§ WRITTEN INSTRUCTION
Report how many lines below contain the word "Critical". Give only the number.

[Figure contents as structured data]
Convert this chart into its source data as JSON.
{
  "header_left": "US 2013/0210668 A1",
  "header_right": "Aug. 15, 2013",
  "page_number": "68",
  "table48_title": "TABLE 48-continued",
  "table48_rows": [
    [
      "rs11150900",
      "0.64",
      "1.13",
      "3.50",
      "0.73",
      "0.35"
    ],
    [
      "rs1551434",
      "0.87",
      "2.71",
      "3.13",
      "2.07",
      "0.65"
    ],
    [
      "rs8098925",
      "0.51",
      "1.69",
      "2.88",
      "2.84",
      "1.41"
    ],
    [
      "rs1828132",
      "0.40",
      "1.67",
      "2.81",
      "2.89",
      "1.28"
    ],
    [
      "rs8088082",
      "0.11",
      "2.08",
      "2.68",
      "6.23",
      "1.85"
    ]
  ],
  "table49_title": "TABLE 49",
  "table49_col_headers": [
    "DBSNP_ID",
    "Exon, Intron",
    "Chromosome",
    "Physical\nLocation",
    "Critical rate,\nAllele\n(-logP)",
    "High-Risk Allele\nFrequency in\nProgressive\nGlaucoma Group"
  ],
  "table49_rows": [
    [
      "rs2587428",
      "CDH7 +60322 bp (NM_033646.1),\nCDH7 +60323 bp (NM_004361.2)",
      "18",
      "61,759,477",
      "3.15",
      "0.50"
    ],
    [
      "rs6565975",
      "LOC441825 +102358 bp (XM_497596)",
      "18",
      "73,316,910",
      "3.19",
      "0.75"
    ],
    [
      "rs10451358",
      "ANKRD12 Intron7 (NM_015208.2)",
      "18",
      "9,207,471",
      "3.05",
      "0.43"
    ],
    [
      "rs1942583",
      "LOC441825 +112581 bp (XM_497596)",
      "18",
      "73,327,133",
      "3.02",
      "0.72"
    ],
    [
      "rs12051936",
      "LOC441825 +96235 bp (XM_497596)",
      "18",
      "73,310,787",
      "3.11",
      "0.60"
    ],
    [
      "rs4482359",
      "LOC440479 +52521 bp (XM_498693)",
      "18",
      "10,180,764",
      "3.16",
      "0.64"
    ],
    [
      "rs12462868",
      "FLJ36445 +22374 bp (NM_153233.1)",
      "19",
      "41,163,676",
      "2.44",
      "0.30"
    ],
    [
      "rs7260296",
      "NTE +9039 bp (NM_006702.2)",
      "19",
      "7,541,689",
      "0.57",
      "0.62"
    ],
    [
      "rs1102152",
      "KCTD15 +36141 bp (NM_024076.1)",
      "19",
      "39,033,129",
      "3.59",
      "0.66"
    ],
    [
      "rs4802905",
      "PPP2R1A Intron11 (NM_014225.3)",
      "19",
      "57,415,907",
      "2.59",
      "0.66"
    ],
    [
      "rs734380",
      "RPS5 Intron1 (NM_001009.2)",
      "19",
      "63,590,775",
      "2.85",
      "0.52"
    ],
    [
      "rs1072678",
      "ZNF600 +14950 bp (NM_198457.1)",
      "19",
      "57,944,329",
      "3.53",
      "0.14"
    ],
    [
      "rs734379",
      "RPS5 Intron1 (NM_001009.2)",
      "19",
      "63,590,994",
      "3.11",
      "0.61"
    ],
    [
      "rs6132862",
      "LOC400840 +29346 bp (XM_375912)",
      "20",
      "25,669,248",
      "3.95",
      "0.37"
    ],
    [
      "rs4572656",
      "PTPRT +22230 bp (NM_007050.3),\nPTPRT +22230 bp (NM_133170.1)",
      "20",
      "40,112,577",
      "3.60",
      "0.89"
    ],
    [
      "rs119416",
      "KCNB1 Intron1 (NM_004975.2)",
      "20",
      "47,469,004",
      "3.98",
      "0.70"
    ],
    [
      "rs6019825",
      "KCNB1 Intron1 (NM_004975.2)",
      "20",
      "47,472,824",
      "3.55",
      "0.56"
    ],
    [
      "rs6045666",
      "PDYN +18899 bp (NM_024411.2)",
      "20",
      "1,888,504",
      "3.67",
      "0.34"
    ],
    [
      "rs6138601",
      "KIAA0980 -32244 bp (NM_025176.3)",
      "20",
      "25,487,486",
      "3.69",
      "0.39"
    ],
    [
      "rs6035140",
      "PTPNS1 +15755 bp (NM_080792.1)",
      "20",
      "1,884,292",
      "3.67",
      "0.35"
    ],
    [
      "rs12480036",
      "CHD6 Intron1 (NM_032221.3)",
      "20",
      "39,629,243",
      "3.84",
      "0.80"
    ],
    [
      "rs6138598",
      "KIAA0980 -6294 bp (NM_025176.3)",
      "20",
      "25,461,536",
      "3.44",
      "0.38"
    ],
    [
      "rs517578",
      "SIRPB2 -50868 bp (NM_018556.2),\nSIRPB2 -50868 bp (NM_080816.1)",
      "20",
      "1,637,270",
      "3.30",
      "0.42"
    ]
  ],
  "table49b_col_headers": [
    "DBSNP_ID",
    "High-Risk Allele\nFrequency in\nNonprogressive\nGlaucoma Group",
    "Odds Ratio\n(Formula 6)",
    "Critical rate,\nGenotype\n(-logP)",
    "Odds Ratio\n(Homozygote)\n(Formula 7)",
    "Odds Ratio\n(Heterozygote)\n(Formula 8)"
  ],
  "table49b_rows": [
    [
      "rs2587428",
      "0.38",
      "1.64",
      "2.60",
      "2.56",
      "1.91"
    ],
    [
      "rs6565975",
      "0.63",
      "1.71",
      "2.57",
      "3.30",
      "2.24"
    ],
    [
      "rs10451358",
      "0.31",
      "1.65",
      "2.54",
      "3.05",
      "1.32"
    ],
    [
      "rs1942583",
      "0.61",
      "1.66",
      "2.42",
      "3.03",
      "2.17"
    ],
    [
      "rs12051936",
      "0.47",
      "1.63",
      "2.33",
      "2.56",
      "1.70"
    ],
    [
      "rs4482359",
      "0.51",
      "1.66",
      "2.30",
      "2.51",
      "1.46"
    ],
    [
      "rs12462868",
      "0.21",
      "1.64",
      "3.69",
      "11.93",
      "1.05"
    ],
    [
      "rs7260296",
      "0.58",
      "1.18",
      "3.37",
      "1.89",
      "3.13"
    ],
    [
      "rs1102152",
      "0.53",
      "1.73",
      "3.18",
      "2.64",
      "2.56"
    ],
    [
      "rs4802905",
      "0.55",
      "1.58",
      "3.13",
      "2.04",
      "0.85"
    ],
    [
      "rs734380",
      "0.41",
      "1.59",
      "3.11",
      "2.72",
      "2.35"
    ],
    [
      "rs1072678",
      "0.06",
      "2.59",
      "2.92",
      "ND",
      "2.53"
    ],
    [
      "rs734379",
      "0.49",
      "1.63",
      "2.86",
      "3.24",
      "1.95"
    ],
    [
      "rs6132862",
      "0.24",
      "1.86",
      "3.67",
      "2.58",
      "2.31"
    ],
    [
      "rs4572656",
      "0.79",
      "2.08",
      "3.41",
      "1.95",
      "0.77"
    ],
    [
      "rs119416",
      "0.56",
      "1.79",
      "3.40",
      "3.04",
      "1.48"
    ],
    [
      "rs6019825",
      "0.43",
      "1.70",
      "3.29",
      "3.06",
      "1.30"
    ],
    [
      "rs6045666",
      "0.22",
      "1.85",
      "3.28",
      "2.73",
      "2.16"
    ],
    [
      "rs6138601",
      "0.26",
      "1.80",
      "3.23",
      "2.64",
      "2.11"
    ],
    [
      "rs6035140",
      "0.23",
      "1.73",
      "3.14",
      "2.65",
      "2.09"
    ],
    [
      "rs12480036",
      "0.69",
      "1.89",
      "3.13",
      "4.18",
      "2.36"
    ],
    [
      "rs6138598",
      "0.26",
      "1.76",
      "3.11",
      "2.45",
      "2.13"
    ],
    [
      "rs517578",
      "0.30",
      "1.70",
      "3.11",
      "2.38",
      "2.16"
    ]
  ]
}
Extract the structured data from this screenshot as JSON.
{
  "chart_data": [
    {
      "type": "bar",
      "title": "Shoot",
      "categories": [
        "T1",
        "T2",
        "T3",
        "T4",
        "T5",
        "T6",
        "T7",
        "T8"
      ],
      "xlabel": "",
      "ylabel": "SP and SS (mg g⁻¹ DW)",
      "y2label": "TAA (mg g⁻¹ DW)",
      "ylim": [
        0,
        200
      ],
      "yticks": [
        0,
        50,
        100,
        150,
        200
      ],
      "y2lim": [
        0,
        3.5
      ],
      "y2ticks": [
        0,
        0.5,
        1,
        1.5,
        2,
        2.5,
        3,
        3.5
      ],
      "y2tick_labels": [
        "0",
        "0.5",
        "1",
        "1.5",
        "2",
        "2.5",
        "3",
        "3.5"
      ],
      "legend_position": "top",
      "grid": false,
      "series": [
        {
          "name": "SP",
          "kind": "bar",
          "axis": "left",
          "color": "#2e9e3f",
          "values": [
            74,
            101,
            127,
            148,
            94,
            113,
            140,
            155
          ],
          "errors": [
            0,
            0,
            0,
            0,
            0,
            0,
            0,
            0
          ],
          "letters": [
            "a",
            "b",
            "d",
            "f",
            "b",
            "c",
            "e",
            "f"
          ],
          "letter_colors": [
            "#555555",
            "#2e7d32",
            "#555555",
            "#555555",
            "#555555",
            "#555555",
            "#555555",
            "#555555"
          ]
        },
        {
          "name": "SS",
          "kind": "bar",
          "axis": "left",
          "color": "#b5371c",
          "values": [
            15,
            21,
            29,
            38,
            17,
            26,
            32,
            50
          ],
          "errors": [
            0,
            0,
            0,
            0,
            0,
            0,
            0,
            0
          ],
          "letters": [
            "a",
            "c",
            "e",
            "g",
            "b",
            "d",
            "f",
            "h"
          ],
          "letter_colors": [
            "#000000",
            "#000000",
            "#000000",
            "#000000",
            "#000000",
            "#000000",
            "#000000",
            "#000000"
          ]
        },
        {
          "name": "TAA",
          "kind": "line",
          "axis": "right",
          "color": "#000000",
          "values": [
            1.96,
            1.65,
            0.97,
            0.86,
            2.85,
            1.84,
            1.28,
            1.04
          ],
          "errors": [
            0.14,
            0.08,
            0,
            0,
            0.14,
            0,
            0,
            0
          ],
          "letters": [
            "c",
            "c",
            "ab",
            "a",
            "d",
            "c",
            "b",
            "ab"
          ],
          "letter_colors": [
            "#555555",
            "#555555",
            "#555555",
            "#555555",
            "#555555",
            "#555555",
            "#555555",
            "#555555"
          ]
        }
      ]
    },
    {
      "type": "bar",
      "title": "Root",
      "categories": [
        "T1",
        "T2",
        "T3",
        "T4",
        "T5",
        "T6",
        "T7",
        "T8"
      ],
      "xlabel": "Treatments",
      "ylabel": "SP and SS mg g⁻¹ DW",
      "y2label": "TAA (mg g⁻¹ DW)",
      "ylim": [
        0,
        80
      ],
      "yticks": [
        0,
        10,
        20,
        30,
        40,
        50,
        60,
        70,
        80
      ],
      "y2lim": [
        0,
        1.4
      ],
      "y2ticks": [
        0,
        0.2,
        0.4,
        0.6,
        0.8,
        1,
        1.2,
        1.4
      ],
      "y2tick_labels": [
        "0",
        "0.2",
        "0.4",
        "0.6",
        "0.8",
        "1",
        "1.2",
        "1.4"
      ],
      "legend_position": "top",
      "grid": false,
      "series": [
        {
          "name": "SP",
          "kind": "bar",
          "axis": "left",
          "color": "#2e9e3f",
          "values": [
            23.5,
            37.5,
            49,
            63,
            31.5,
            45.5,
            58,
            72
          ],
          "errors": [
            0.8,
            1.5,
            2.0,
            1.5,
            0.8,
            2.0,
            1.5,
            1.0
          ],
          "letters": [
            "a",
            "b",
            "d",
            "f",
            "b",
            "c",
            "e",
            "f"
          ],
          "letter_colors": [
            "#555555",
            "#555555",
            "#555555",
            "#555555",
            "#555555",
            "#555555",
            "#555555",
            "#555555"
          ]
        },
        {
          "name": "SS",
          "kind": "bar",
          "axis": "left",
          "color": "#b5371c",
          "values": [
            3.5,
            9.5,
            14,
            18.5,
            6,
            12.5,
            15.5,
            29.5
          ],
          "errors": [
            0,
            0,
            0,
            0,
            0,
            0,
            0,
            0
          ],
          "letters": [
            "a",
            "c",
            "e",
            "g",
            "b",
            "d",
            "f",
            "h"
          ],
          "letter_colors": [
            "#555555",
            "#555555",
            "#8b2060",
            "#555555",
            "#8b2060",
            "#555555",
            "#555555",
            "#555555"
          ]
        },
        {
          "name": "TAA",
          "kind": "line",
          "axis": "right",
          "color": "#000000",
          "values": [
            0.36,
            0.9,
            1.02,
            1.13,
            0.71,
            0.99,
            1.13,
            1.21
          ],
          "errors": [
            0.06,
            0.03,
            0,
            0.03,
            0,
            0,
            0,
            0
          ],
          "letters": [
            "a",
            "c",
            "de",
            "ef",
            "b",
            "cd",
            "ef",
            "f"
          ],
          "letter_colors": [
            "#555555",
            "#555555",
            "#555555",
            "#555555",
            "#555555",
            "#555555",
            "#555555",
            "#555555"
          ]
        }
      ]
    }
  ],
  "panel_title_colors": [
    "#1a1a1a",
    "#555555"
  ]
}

§ FULL RESPONSE
2